» **What you should do**
Pictures appear in the records below; write out everything else exactly.

» **Provided material**
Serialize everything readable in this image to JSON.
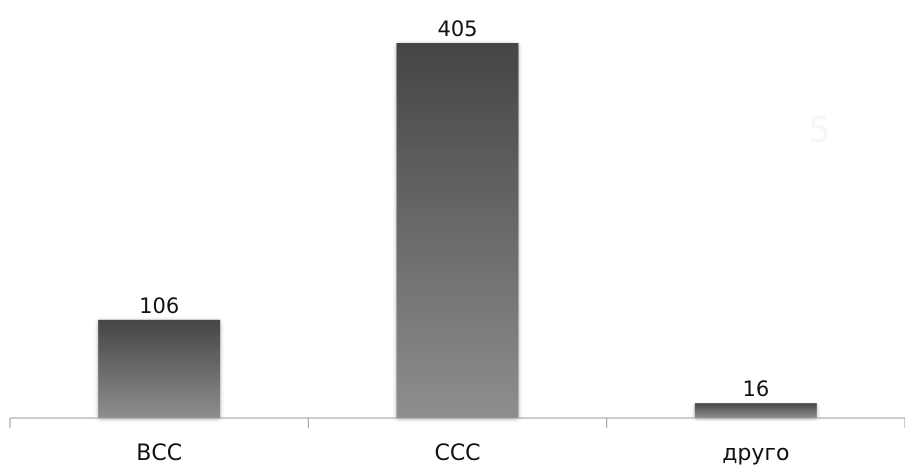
{
  "chart_data": {
    "type": "bar",
    "categories": [
      "ВСС",
      "ССС",
      "друго"
    ],
    "values": [
      106,
      405,
      16
    ],
    "data_labels": [
      "106",
      "405",
      "16"
    ],
    "title": "",
    "xlabel": "",
    "ylabel": "",
    "ylim": [
      0,
      405
    ],
    "grid": false,
    "legend": "none",
    "bar_colors": [
      "#4a4a4a",
      "#8c8c8c"
    ]
  },
  "overlay": {
    "slide_number": "5"
  }
}
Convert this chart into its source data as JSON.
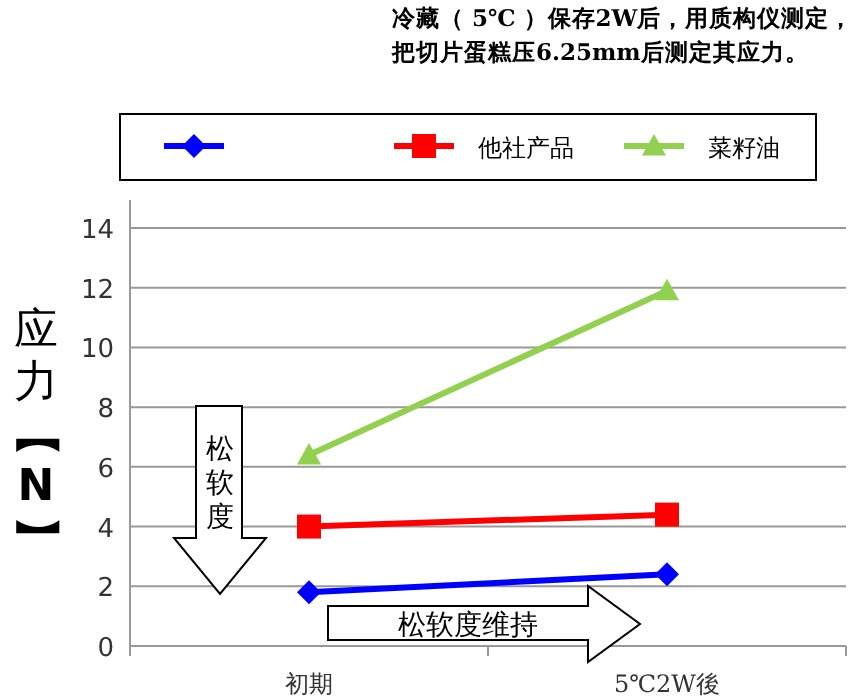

» **Written answer**
Serialize everything readable in this image to JSON.
{
  "chart_data": {
    "type": "bar",
    "categories": [
      "ВСС",
      "ССС",
      "друго"
    ],
    "values": [
      106,
      405,
      16
    ],
    "data_labels": [
      "106",
      "405",
      "16"
    ],
    "title": "",
    "xlabel": "",
    "ylabel": "",
    "ylim": [
      0,
      405
    ],
    "grid": false,
    "legend": "none",
    "bar_colors": [
      "#4a4a4a",
      "#8c8c8c"
    ]
  },
  "overlay": {
    "slide_number": "5"
  }
}
Convert this chart into its source data as JSON.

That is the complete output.